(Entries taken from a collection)
[START]

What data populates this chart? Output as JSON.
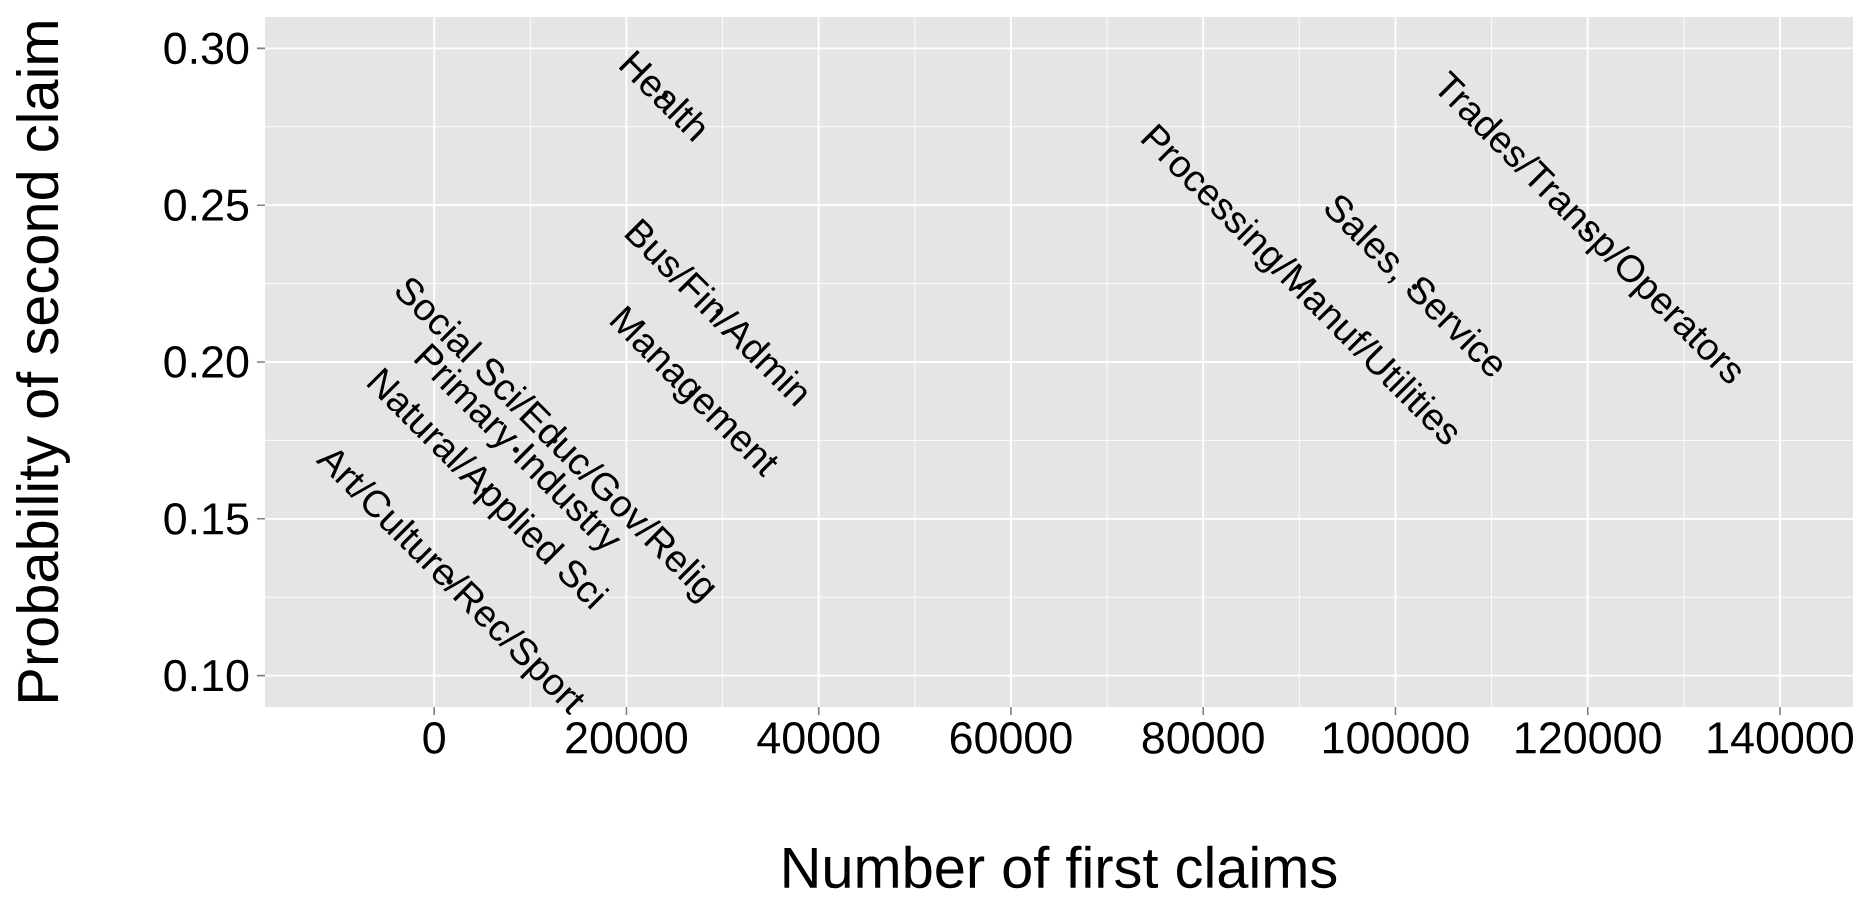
{
  "chart_data": {
    "type": "scatter",
    "xlabel": "Number of first claims",
    "ylabel": "Probability of second claim",
    "xlim": [
      -17600,
      147600
    ],
    "ylim": [
      0.09,
      0.31
    ],
    "xticks": [
      0,
      20000,
      40000,
      60000,
      80000,
      100000,
      120000,
      140000
    ],
    "yticks": [
      {
        "value": 0.1,
        "label": "0.10"
      },
      {
        "value": 0.15,
        "label": "0.15"
      },
      {
        "value": 0.2,
        "label": "0.20"
      },
      {
        "value": 0.25,
        "label": "0.25"
      },
      {
        "value": 0.3,
        "label": "0.30"
      }
    ],
    "grid": true,
    "color": "#000000",
    "marker": "circle",
    "x": [
      24000,
      120000,
      90000,
      102000,
      29600,
      26800,
      12500,
      8500,
      5300,
      1600
    ],
    "values": [
      0.285,
      0.242,
      0.224,
      0.224,
      0.216,
      0.19,
      0.175,
      0.172,
      0.159,
      0.13
    ],
    "value_labels": [
      "Health",
      "Trades/Transp/Operators",
      "Processing/Manuf/Utilities",
      "Sales, Service",
      "Bus/Fin/Admin",
      "Management",
      "Social Sci/Educ/Gov/Relig",
      "Primary Industry",
      "Natural/Applied Sci",
      "Art/Culture/Rec/Sport"
    ]
  }
}
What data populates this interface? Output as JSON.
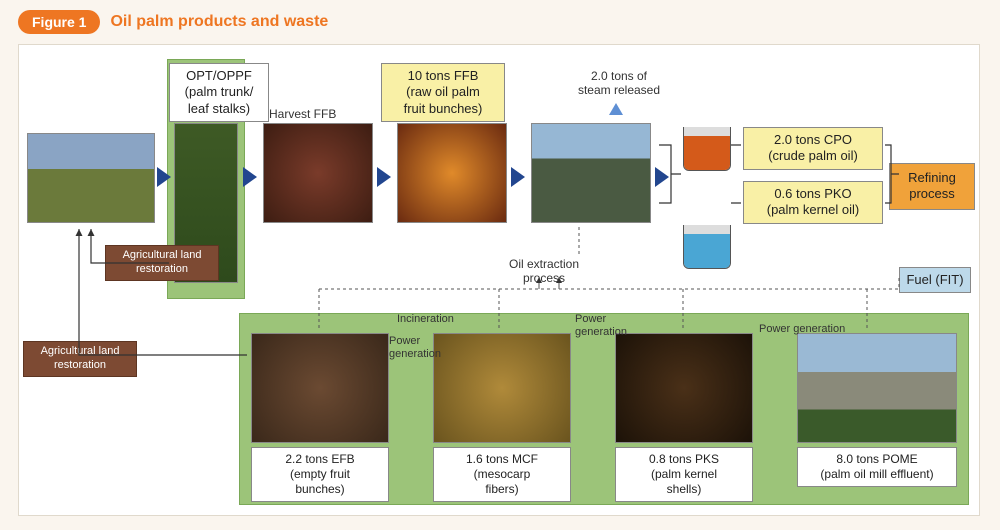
{
  "figure": {
    "badge": "Figure 1",
    "title": "Oil palm products and waste"
  },
  "colors": {
    "accent_orange": "#ee7622",
    "green_panel": "#9cc479",
    "yellow_box": "#f9f0a6",
    "brown_box": "#7d4a33",
    "orange_box": "#f0a23a",
    "blue_box": "#bdd9ea",
    "arrow_navy": "#22468f",
    "arrow_light": "#5e8fd4",
    "cpo_liquid": "#d45a1a",
    "pko_liquid": "#4aa6d4"
  },
  "labels": {
    "opt_oppf": "OPT/OPPF\n(palm trunk/\nleaf stalks)",
    "harvest_ffb": "Harvest FFB",
    "ffb_box": "10 tons FFB\n(raw oil palm\nfruit bunches)",
    "steam": "2.0 tons of\nsteam released",
    "oil_extraction": "Oil extraction\nprocess",
    "agland_rest": "Agricultural land\nrestoration",
    "cpo": "2.0 tons CPO\n(crude palm oil)",
    "pko": "0.6 tons PKO\n(palm kernel oil)",
    "refining": "Refining process",
    "fuel_fit": "Fuel (FIT)",
    "incineration": "Incineration",
    "powergen": "Power\ngeneration",
    "powergen_single": "Power generation"
  },
  "waste": {
    "efb": {
      "caption": "2.2 tons EFB\n(empty fruit\nbunches)"
    },
    "mcf": {
      "caption": "1.6 tons MCF\n(mesocarp\nfibers)"
    },
    "pks": {
      "caption": "0.8 tons PKS\n(palm kernel\nshells)"
    },
    "pome": {
      "caption": "8.0 tons POME\n(palm oil mill effluent)"
    }
  },
  "quantities": {
    "ffb_tons": 10,
    "steam_tons": 2.0,
    "cpo_tons": 2.0,
    "pko_tons": 0.6,
    "efb_tons": 2.2,
    "mcf_tons": 1.6,
    "pks_tons": 0.8,
    "pome_tons": 8.0
  },
  "photos": {
    "plantation_cleared": "photo-plantation-cleared",
    "palm_tree": "photo-palm-tree",
    "ffb_harvest": "photo-ffb-harvest",
    "fruit_cut": "photo-fruit-cut",
    "mill": "photo-mill",
    "efb": "photo-efb",
    "mcf": "photo-mcf",
    "pks": "photo-pks",
    "pome_pond": "photo-pome-pond"
  }
}
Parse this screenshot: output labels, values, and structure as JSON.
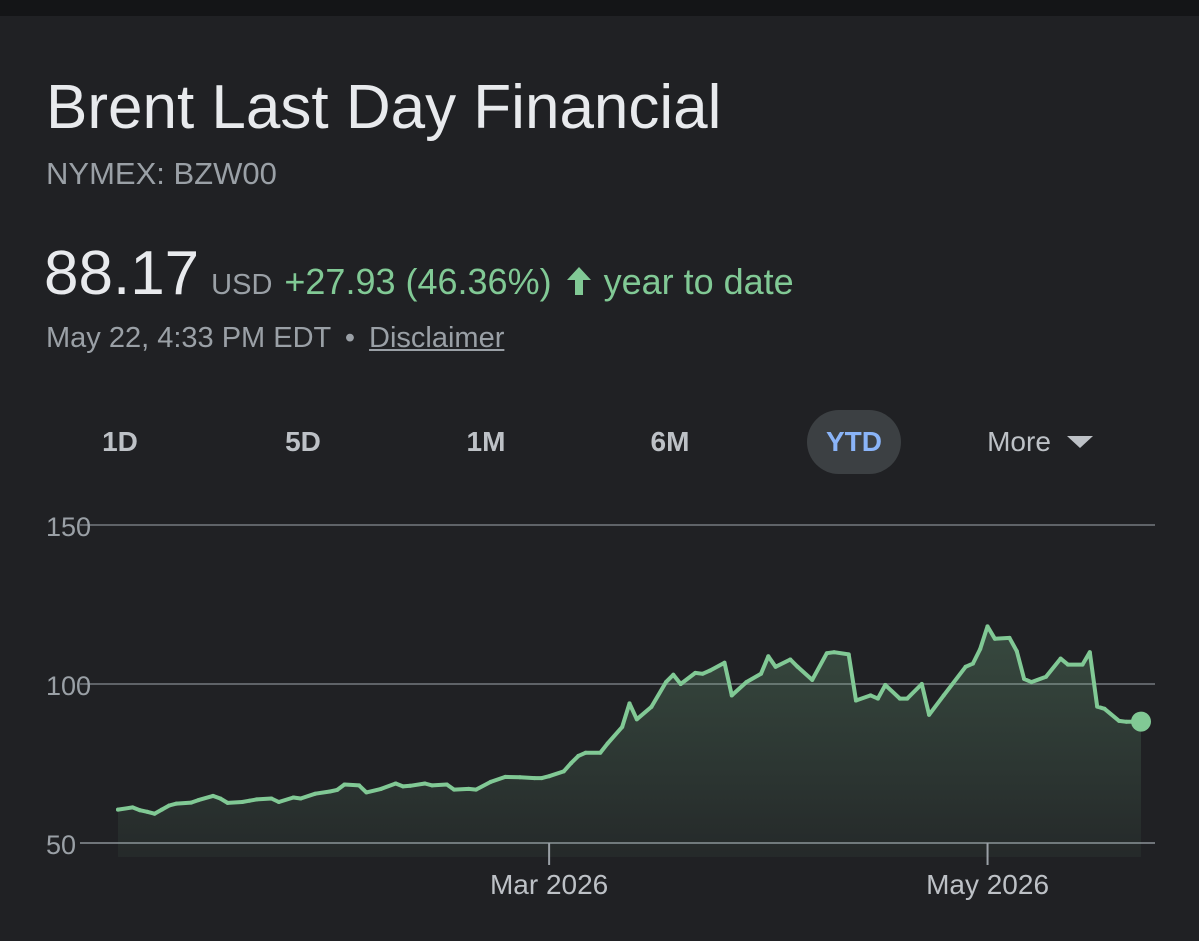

[END]

Instructions to follow ▸
Every line of the listing that holds "this" should be found and copied.

Written response ▸
What data populates this chart? Output as JSON.
What data populates this interface? Output as JSON.
Parse this screenshot: output labels, values, and structure as JSON.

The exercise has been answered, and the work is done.